# DIRECTIONS FOR THIS TASK
Write out, unchanged, the part of the material that begins with the line containing "water-basin-label-line1: Water: [294, 527, 331, 543]" and ends with the line containing "supply-pipe-outer: [149, 0, 286, 363]", including both of those lines.

== DATA FOR THIS TASK ==

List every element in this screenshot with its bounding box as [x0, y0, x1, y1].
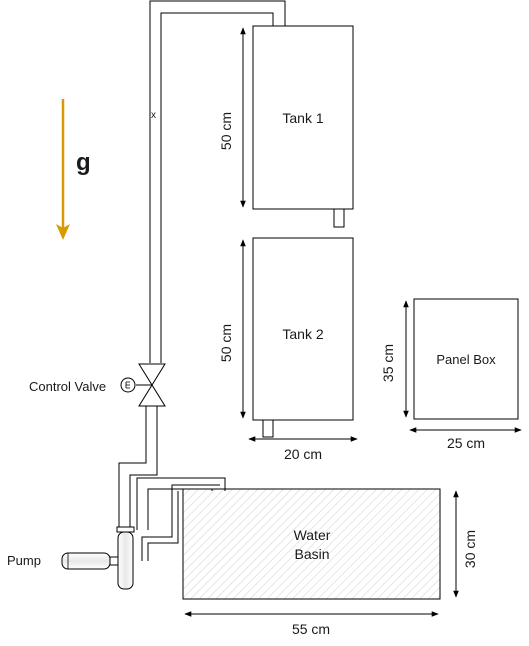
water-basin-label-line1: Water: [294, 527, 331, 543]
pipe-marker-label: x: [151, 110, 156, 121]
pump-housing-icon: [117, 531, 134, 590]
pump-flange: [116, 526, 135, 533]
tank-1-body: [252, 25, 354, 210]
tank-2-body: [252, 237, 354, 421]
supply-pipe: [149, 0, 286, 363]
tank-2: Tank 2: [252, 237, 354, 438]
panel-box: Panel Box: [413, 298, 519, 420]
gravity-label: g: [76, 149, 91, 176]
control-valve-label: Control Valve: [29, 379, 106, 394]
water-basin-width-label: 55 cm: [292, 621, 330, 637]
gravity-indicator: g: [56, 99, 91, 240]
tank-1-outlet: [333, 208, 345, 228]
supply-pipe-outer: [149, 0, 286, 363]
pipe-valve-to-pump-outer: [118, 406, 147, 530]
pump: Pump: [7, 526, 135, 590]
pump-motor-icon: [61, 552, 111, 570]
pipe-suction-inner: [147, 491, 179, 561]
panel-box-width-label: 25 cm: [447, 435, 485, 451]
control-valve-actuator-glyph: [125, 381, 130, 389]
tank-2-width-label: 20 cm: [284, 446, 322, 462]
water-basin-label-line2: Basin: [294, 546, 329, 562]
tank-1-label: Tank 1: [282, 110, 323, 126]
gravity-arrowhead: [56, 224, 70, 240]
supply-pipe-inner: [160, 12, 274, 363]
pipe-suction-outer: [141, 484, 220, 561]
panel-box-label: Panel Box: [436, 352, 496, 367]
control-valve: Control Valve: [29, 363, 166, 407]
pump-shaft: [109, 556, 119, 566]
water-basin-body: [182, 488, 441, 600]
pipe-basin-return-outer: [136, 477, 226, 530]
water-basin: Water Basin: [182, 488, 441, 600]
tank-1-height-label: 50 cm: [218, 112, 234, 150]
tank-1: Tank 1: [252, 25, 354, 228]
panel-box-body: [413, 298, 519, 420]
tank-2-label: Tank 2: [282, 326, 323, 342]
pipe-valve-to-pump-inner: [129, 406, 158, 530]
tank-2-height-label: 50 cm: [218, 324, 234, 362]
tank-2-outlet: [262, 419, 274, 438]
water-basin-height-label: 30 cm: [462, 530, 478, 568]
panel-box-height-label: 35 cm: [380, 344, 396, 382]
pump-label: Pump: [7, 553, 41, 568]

===
== DATA FOR THIS TASK ==

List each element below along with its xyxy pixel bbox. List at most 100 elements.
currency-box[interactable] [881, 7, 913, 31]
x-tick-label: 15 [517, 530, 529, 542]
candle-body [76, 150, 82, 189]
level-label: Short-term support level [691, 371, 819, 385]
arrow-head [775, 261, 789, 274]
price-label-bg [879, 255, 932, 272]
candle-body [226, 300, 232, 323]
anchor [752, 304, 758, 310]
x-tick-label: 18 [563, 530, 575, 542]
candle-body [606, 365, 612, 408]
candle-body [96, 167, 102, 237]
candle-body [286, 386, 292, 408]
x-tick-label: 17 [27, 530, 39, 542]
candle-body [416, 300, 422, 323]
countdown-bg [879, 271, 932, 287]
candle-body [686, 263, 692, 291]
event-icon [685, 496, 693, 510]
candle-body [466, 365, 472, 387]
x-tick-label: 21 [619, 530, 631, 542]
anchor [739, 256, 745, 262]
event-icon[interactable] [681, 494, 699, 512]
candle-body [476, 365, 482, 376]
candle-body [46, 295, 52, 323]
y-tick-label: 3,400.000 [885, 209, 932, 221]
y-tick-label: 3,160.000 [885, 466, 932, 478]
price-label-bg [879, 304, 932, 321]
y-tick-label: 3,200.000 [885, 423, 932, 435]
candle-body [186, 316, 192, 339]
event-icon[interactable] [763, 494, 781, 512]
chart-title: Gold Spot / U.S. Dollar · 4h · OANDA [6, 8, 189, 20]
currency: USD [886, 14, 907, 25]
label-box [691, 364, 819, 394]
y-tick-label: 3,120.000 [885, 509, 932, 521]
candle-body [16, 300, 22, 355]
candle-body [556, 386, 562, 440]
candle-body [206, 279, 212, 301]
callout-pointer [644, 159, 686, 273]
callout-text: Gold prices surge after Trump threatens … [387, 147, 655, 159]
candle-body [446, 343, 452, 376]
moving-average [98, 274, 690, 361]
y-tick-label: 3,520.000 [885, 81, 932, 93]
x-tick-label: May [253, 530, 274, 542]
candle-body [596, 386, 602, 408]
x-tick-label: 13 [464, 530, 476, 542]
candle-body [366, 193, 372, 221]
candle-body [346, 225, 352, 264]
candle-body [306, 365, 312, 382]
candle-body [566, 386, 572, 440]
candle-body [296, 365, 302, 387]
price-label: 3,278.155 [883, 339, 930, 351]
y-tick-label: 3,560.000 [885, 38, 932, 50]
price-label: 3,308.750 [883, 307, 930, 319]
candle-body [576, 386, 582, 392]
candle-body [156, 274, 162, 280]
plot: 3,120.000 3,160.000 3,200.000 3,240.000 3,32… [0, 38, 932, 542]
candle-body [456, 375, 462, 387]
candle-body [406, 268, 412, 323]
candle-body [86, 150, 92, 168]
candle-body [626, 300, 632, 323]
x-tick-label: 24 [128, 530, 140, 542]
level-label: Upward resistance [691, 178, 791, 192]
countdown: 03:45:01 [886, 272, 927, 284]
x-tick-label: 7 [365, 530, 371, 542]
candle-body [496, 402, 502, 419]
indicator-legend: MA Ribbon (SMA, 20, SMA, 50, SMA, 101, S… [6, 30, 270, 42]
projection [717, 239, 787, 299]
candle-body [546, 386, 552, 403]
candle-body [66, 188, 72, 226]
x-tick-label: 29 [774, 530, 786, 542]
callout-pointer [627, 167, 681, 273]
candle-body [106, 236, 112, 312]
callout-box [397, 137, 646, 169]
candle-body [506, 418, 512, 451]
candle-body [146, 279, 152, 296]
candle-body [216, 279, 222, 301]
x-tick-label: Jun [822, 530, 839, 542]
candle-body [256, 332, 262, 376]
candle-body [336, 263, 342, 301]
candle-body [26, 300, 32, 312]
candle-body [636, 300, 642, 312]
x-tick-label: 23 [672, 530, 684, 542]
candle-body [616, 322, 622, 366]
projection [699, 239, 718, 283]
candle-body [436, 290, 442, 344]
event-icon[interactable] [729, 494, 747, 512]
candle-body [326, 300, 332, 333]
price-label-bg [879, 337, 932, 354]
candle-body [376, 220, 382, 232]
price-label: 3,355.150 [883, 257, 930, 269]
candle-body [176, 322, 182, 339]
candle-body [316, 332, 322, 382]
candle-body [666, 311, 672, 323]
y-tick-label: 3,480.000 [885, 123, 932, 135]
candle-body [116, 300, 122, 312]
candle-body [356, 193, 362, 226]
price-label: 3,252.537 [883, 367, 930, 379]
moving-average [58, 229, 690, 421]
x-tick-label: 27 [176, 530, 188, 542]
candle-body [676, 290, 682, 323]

===

# REPLY
water-basin-label-line1: Water: [294, 527, 331, 543]
pipe-marker-label: x: [151, 110, 156, 121]
pump-housing-icon: [117, 531, 134, 590]
pump-flange: [116, 526, 135, 533]
tank-1-body: [252, 25, 354, 210]
tank-2-body: [252, 237, 354, 421]
supply-pipe: [149, 0, 286, 363]
tank-2: Tank 2: [252, 237, 354, 438]
panel-box: Panel Box: [413, 298, 519, 420]
gravity-label: g: [76, 149, 91, 176]
control-valve-label: Control Valve: [29, 379, 106, 394]
water-basin-width-label: 55 cm: [292, 621, 330, 637]
gravity-indicator: g: [56, 99, 91, 240]
tank-1-outlet: [333, 208, 345, 228]
supply-pipe-outer: [149, 0, 286, 363]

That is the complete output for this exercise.